Leave out the pictures and transcribe the rest of the records exactly.
## start STORED RECORDS
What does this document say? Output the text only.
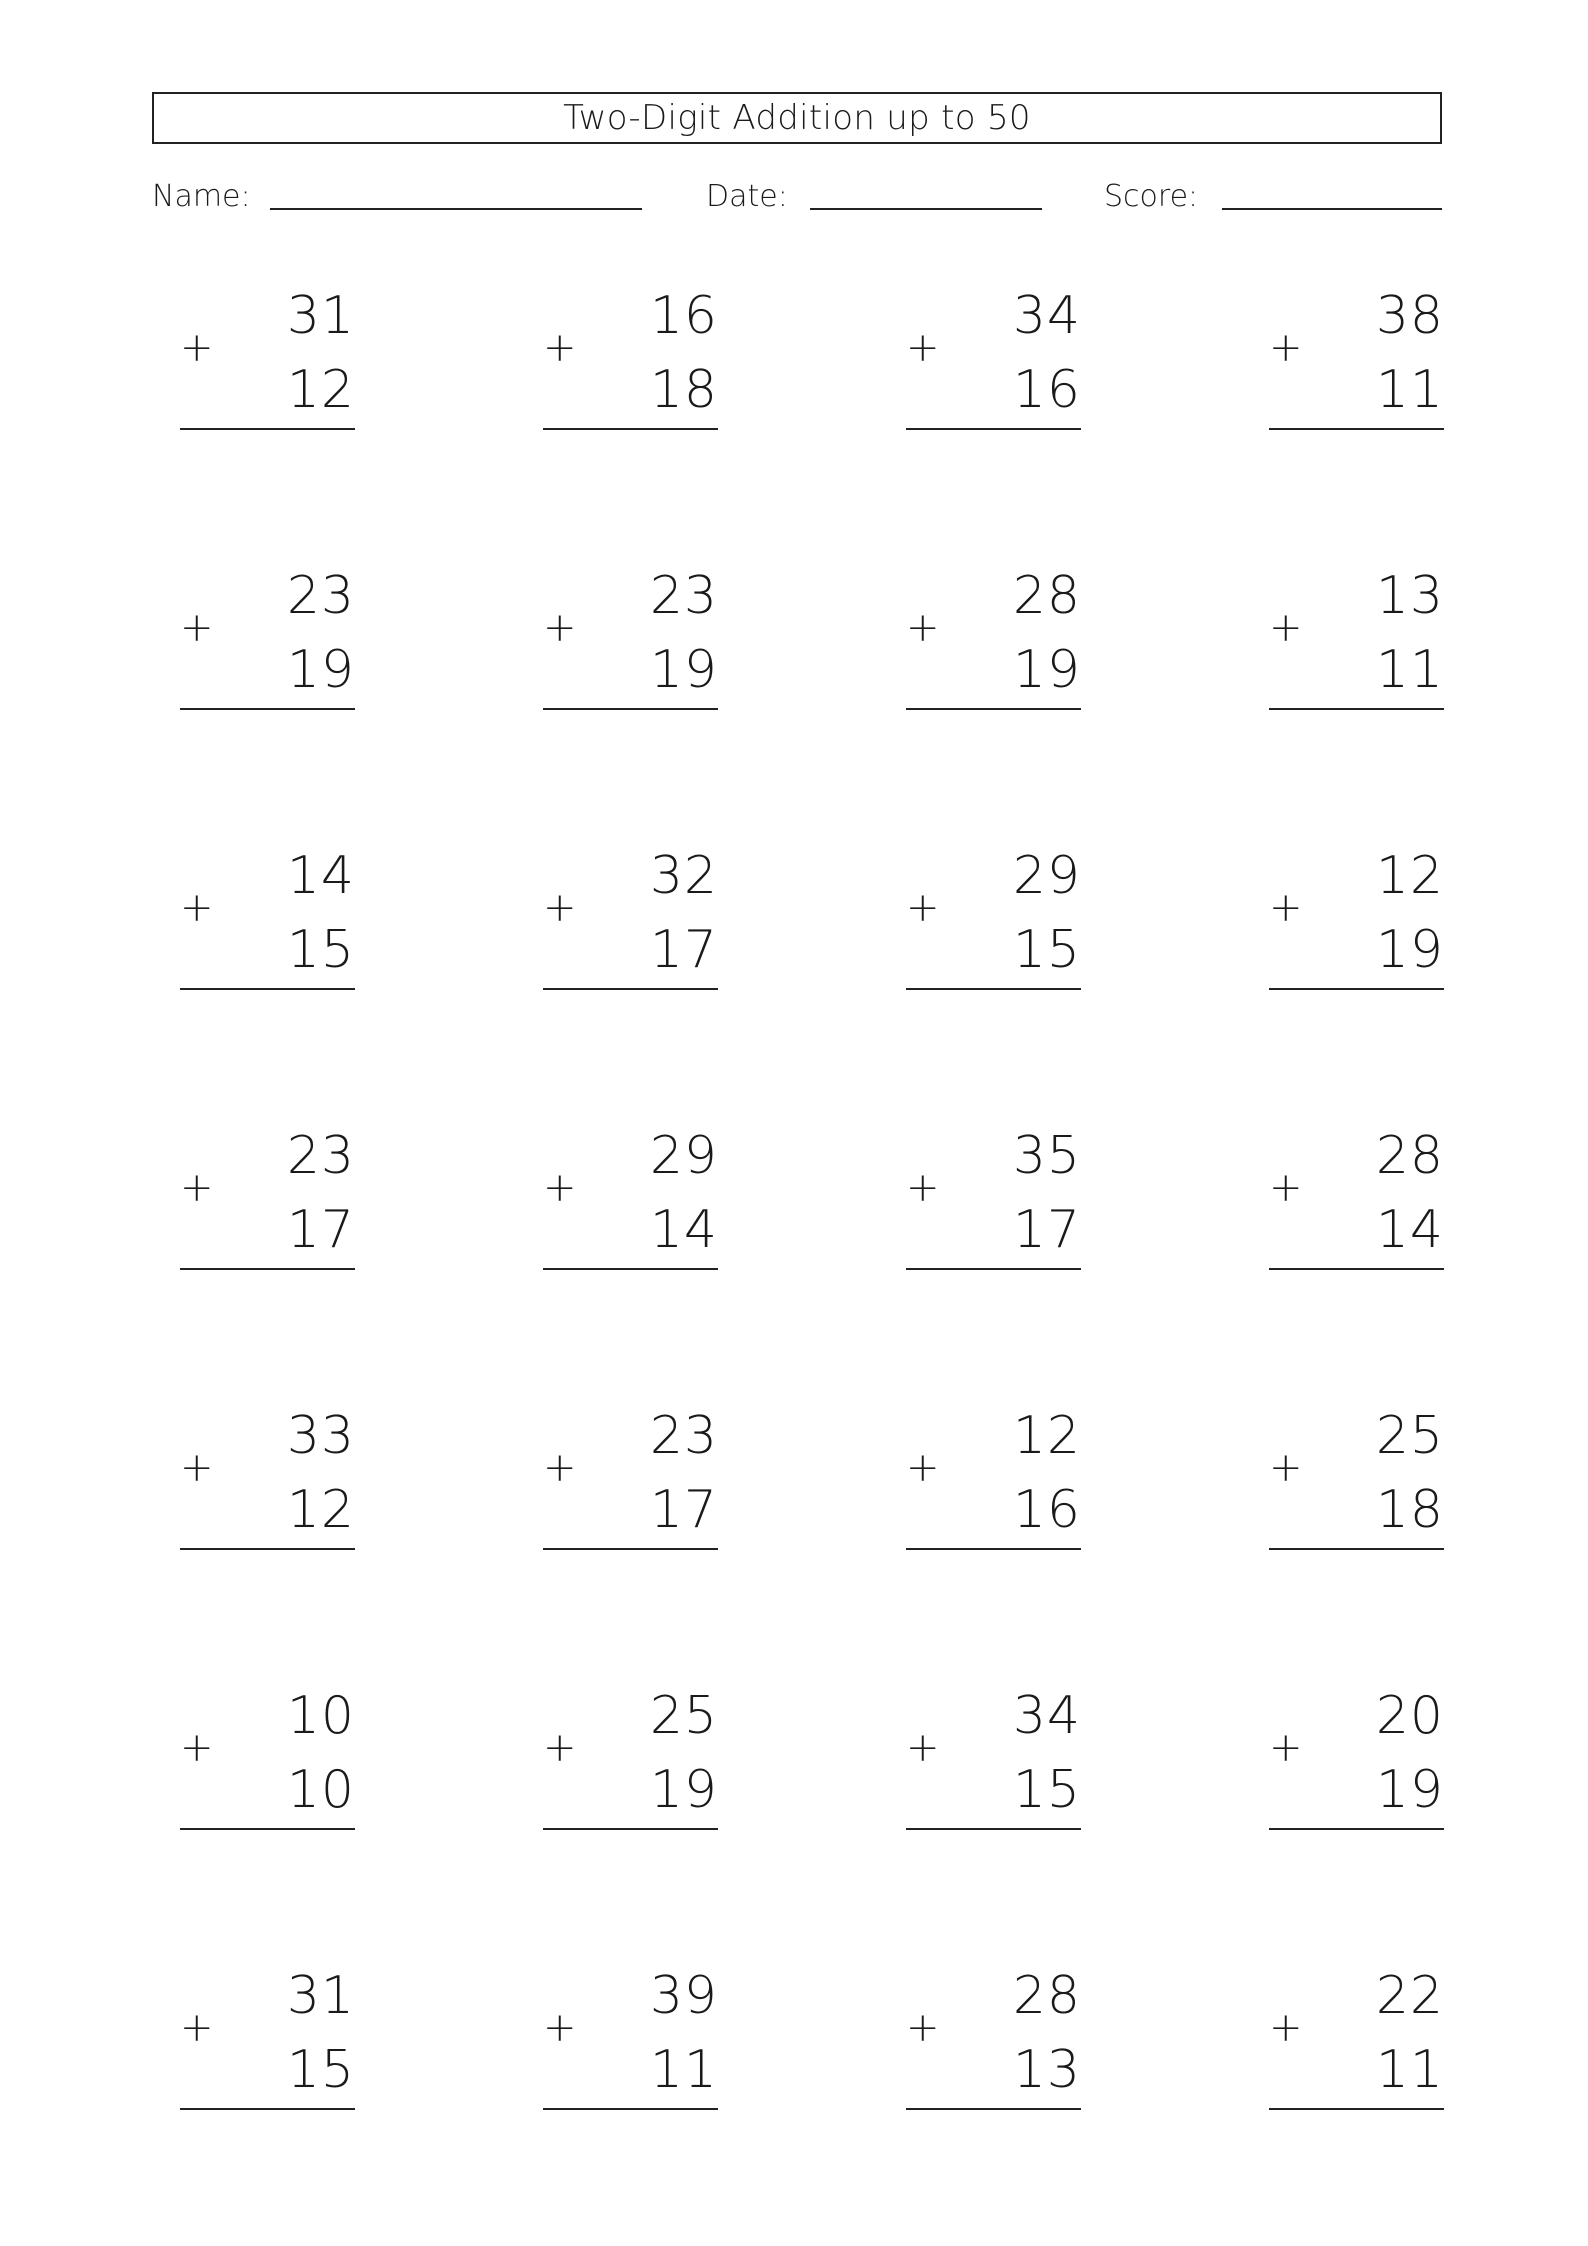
Two-Digit Addition up to 50
Name:	Date:	Score:
31
+
12
16
+
18
34
+
16
38
+
11
23
+
19
23
+
19
28
+
19
13
+
11
14
+
15
32
+
17
29
+
15
12
+
19
23
+
17
29
+
14
35
+
17
28
+
14
33
+
12
23
+
17
12
+
16
25
+
18
10
+
10
25
+
19
34
+
15
20
+
19
31
+
15
39
+
11
28
+
13
22
+
11
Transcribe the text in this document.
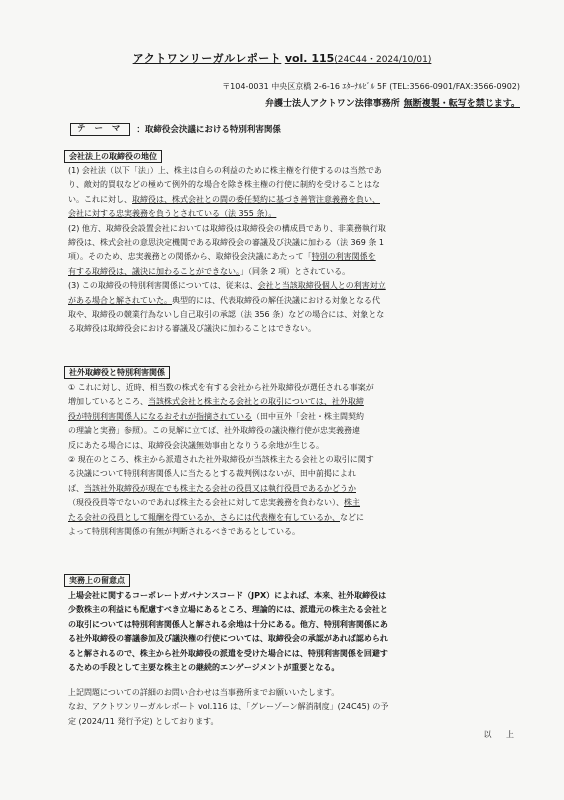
アクトワンリーガルレポート vol. 115(24C44・2024/10/01)
〒104-0031 中央区京橋 2-6-16 ｴﾀｰﾅﾙﾋﾞﾙ 5F (TEL:3566-0901/FAX:3566-0902)
弁護士法人アクトワン法律事務所 無断複製・転写を禁じます。
テ ー マ	：取締役会決議における特別利害関係
会社法上の取締役の地位
(1) 会社法（以下「法」）上、株主は自らの利益のために株主権を行使するのは当然であ
り、敵対的買収などの極めて例外的な場合を除き株主権の行使に制約を受けることはな
い。これに対し、取締役は、株式会社との間の委任契約に基づき善管注意義務を負い、
会社に対する忠実義務を負うとされている（法 355 条）。
(2) 他方、取締役会設置会社においては取締役は取締役会の構成員であり、非業務執行取
締役は、株式会社の意思決定機関である取締役会の審議及び決議に加わる（法 369 条 1
項）。そのため、忠実義務との関係から、取締役会決議にあたって「特別の利害関係を
有する取締役は、議決に加わることができない。」（同条 2 項）とされている。
(3) この取締役の特別利害関係については、従来は、会社と当該取締役個人との利害対立
がある場合と解されていた。典型的には、代表取締役の解任決議における対象となる代
取や、取締役の競業行為ないし自己取引の承認（法 356 条）などの場合には、対象とな
る取締役は取締役会における審議及び議決に加わることはできない。
社外取締役と特別利害関係
① これに対し、近時、相当数の株式を有する会社から社外取締役が選任される事案が
増加しているところ、当該株式会社と株主たる会社との取引については、社外取締
役が特別利害関係人になるおそれが指摘されている（田中亘外「会社・株主間契約
の理論と実務」参照）。この見解に立てば、社外取締役の議決権行使が忠実義務違
反にあたる場合には、取締役会決議無効事由となりうる余地が生じる。
② 現在のところ、株主から派遣された社外取締役が当該株主たる会社との取引に関す
る決議について特別利害関係人に当たるとする裁判例はないが、田中前掲によれ
ば、当該社外取締役が現在でも株主たる会社の役員又は執行役員であるかどうか
（現役役員等でないのであれば株主たる会社に対して忠実義務を負わない）、株主
たる会社の役員として報酬を得ているか、さらには代表権を有しているか、などに
よって特別利害関係の有無が判断されるべきであるとしている。
実務上の留意点
上場会社に関するコーポレートガバナンスコード（JPX）によれば、本来、社外取締役は
少数株主の利益にも配慮すべき立場にあるところ、理論的には、派遣元の株主たる会社と
の取引については特別利害関係人と解される余地は十分にある。他方、特別利害関係にあ
る社外取締役の審議参加及び議決権の行使については、取締役会の承認があれば認められ
ると解されるので、株主から社外取締役の派遣を受けた場合には、特別利害関係を回避す
るための手段として主要な株主との継続的エンゲージメントが重要となる。
上記問題についての詳細のお問い合わせは当事務所までお願いいたします。
なお、アクトワンリーガルレポート vol.116 は、「グレーゾーン解消制度」(24C45) の予
定 (2024/11 発行予定) としております。
以 上
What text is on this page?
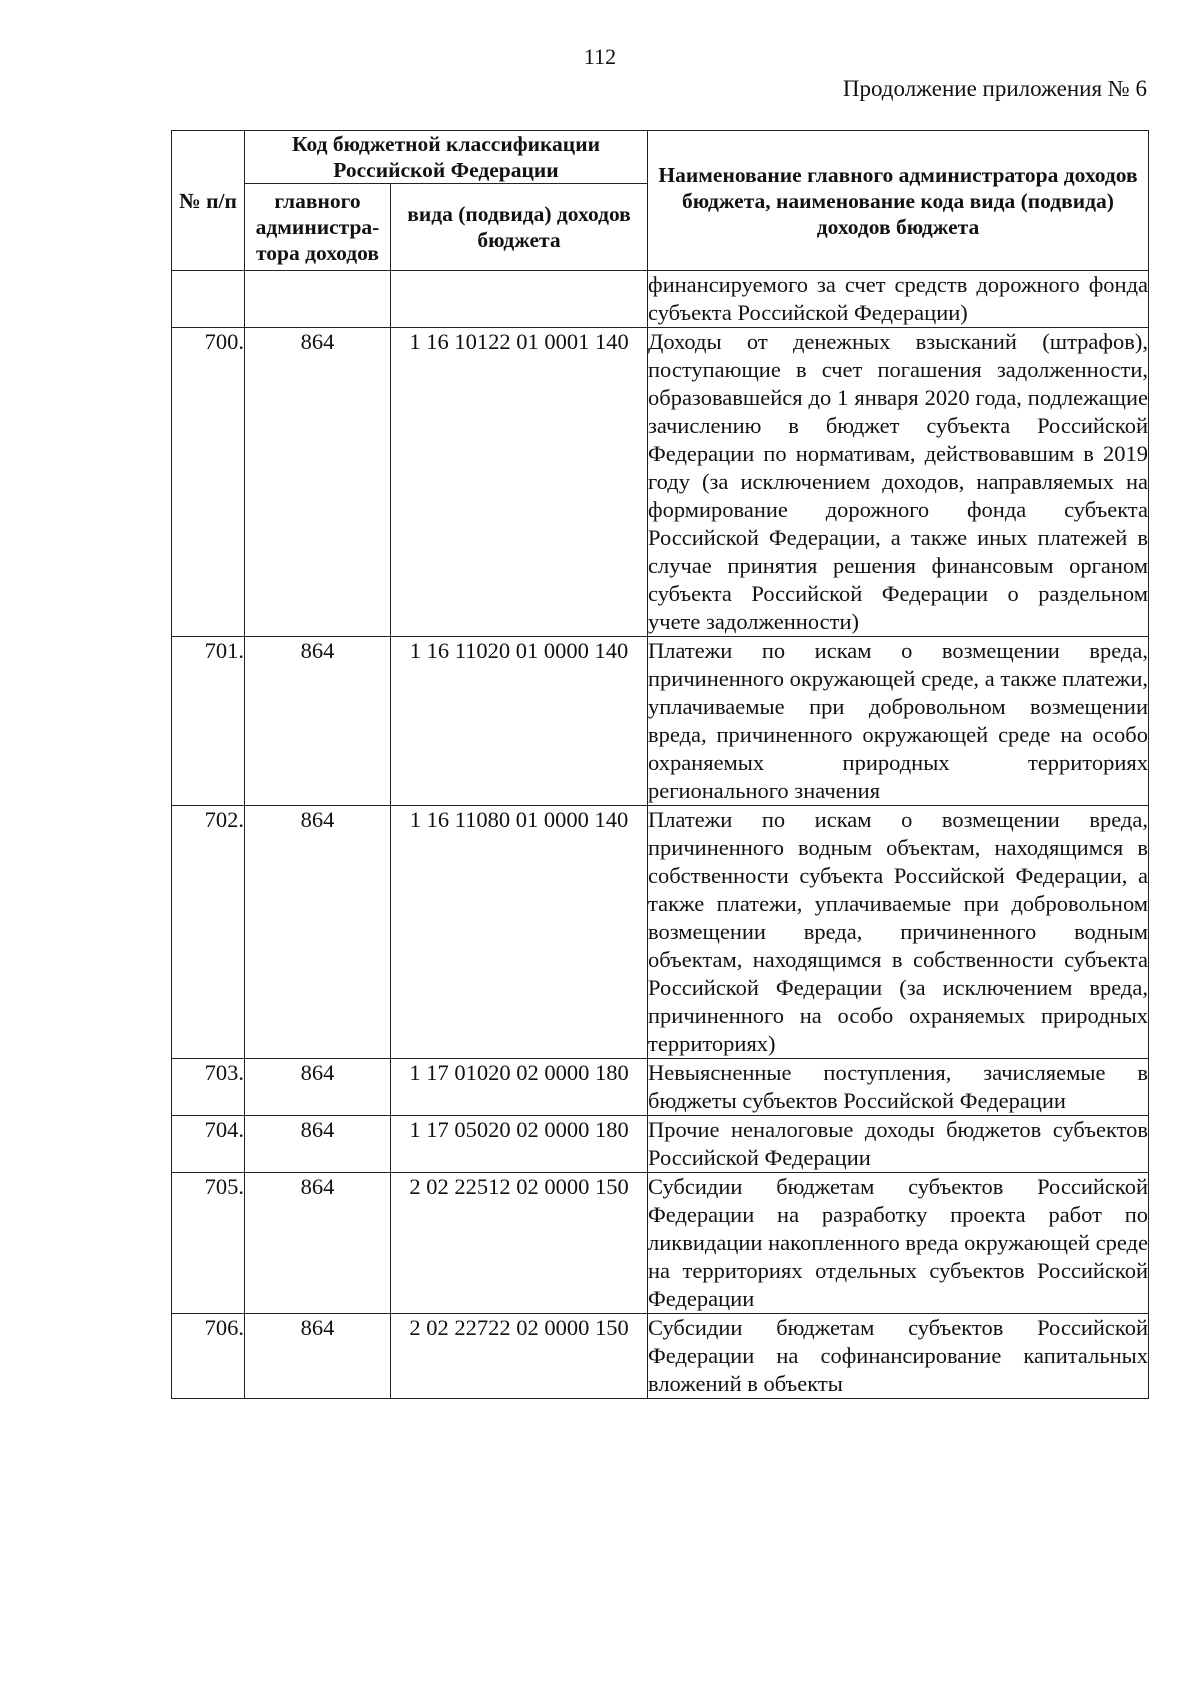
112
Продолжение приложения № 6
№ п/п	Код бюджетной классификации Российской Федерации		Наименование главного администратора доходов бюджета, наименование кода вида (подвида) доходов бюджета
	главного администра-тора доходов	вида (подвида) доходов бюджета	
			финансируемого за счет средств дорожного фонда субъекта Российской Федерации)
700.	864	1 16 10122 01 0001 140	Доходы от денежных взысканий (штрафов), поступающие в счет погашения задолженности, образовавшейся до 1 января 2020 года, подлежащие зачислению в бюджет субъекта Российской Федерации по нормативам, действовавшим в 2019 году (за исключением доходов, направляемых на формирование дорожного фонда субъекта Российской Федерации, а также иных платежей в случае принятия решения финансовым органом субъекта Российской Федерации о раздельном учете задолженности)
701.	864	1 16 11020 01 0000 140	Платежи по искам о возмещении вреда, причиненного окружающей среде, а также платежи, уплачиваемые при добровольном возмещении вреда, причиненного окружающей среде на особо охраняемых природных территориях регионального значения
702.	864	1 16 11080 01 0000 140	Платежи по искам о возмещении вреда, причиненного водным объектам, находящимся в собственности субъекта Российской Федерации, а также платежи, уплачиваемые при добровольном возмещении вреда, причиненного водным объектам, находящимся в собственности субъекта Российской Федерации (за исключением вреда, причиненного на особо охраняемых природных территориях)
703.	864	1 17 01020 02 0000 180	Невыясненные поступления, зачисляемые в бюджеты субъектов Российской Федерации
704.	864	1 17 05020 02 0000 180	Прочие неналоговые доходы бюджетов субъектов Российской Федерации
705.	864	2 02 22512 02 0000 150	Субсидии бюджетам субъектов Российской Федерации на разработку проекта работ по ликвидации накопленного вреда окружающей среде на территориях отдельных субъектов Российской Федерации
706.	864	2 02 22722 02 0000 150	Субсидии бюджетам субъектов Российской Федерации на софинансирование капитальных вложений в объекты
## end STORED RECORDS
▸ **OUTPUT OF THE EXERCISE**
What does this document say? Output the text only.
Two-Digit Addition up to 50
Name:	Date:	Score:
31
+
12
16
+
18
34
+
16
38
+
11
23
+
19
23
+
19
28
+
19
13
+
11
14
+
15
32
+
17
29
+
15
12
+
19
23
+
17
29
+
14
35
+
17
28
+
14
33
+
12
23
+
17
12
+
16
25
+
18
10
+
10
25
+
19
34
+
15
20
+
19
31
+
15
39
+
11
28
+
13
22
+
11
Transcribe the text in this document.
アクトワンリーガルレポート vol. 115(24C44・2024/10/01)
〒104-0031 中央区京橋 2-6-16 ｴﾀｰﾅﾙﾋﾞﾙ 5F (TEL:3566-0901/FAX:3566-0902)
弁護士法人アクトワン法律事務所 無断複製・転写を禁じます。
テ ー マ	：取締役会決議における特別利害関係
会社法上の取締役の地位
(1) 会社法（以下「法」）上、株主は自らの利益のために株主権を行使するのは当然であ
り、敵対的買収などの極めて例外的な場合を除き株主権の行使に制約を受けることはな
い。これに対し、取締役は、株式会社との間の委任契約に基づき善管注意義務を負い、
会社に対する忠実義務を負うとされている（法 355 条）。
(2) 他方、取締役会設置会社においては取締役は取締役会の構成員であり、非業務執行取
締役は、株式会社の意思決定機関である取締役会の審議及び決議に加わる（法 369 条 1
項）。そのため、忠実義務との関係から、取締役会決議にあたって「特別の利害関係を
有する取締役は、議決に加わることができない。」（同条 2 項）とされている。
(3) この取締役の特別利害関係については、従来は、会社と当該取締役個人との利害対立
がある場合と解されていた。典型的には、代表取締役の解任決議における対象となる代
取や、取締役の競業行為ないし自己取引の承認（法 356 条）などの場合には、対象とな
る取締役は取締役会における審議及び議決に加わることはできない。
社外取締役と特別利害関係
① これに対し、近時、相当数の株式を有する会社から社外取締役が選任される事案が
増加しているところ、当該株式会社と株主たる会社との取引については、社外取締
役が特別利害関係人になるおそれが指摘されている（田中亘外「会社・株主間契約
の理論と実務」参照）。この見解に立てば、社外取締役の議決権行使が忠実義務違
反にあたる場合には、取締役会決議無効事由となりうる余地が生じる。
② 現在のところ、株主から派遣された社外取締役が当該株主たる会社との取引に関す
る決議について特別利害関係人に当たるとする裁判例はないが、田中前掲によれ
ば、当該社外取締役が現在でも株主たる会社の役員又は執行役員であるかどうか
（現役役員等でないのであれば株主たる会社に対して忠実義務を負わない）、株主
たる会社の役員として報酬を得ているか、さらには代表権を有しているか、などに
よって特別利害関係の有無が判断されるべきであるとしている。
実務上の留意点
上場会社に関するコーポレートガバナンスコード（JPX）によれば、本来、社外取締役は
少数株主の利益にも配慮すべき立場にあるところ、理論的には、派遣元の株主たる会社と
の取引については特別利害関係人と解される余地は十分にある。他方、特別利害関係にあ
る社外取締役の審議参加及び議決権の行使については、取締役会の承認があれば認められ
ると解されるので、株主から社外取締役の派遣を受けた場合には、特別利害関係を回避す
るための手段として主要な株主との継続的エンゲージメントが重要となる。
上記問題についての詳細のお問い合わせは当事務所までお願いいたします。
なお、アクトワンリーガルレポート vol.116 は、「グレーゾーン解消制度」(24C45) の予
定 (2024/11 発行予定) としております。
以 上
What text is on this page?
112
Продолжение приложения № 6
№ п/п	Код бюджетной классификации Российской Федерации		Наименование главного администратора доходов бюджета, наименование кода вида (подвида) доходов бюджета
	главного администра-тора доходов	вида (подвида) доходов бюджета	
			финансируемого за счет средств дорожного фонда субъекта Российской Федерации)
700.	864	1 16 10122 01 0001 140	Доходы от денежных взысканий (штрафов), поступающие в счет погашения задолженности, образовавшейся до 1 января 2020 года, подлежащие зачислению в бюджет субъекта Российской Федерации по нормативам, действовавшим в 2019 году (за исключением доходов, направляемых на формирование дорожного фонда субъекта Российской Федерации, а также иных платежей в случае принятия решения финансовым органом субъекта Российской Федерации о раздельном учете задолженности)
701.	864	1 16 11020 01 0000 140	Платежи по искам о возмещении вреда, причиненного окружающей среде, а также платежи, уплачиваемые при добровольном возмещении вреда, причиненного окружающей среде на особо охраняемых природных территориях регионального значения
702.	864	1 16 11080 01 0000 140	Платежи по искам о возмещении вреда, причиненного водным объектам, находящимся в собственности субъекта Российской Федерации, а также платежи, уплачиваемые при добровольном возмещении вреда, причиненного водным объектам, находящимся в собственности субъекта Российской Федерации (за исключением вреда, причиненного на особо охраняемых природных территориях)
703.	864	1 17 01020 02 0000 180	Невыясненные поступления, зачисляемые в бюджеты субъектов Российской Федерации
704.	864	1 17 05020 02 0000 180	Прочие неналоговые доходы бюджетов субъектов Российской Федерации
705.	864	2 02 22512 02 0000 150	Субсидии бюджетам субъектов Российской Федерации на разработку проекта работ по ликвидации накопленного вреда окружающей среде на территориях отдельных субъектов Российской Федерации
706.	864	2 02 22722 02 0000 150	Субсидии бюджетам субъектов Российской Федерации на софинансирование капитальных вложений в объекты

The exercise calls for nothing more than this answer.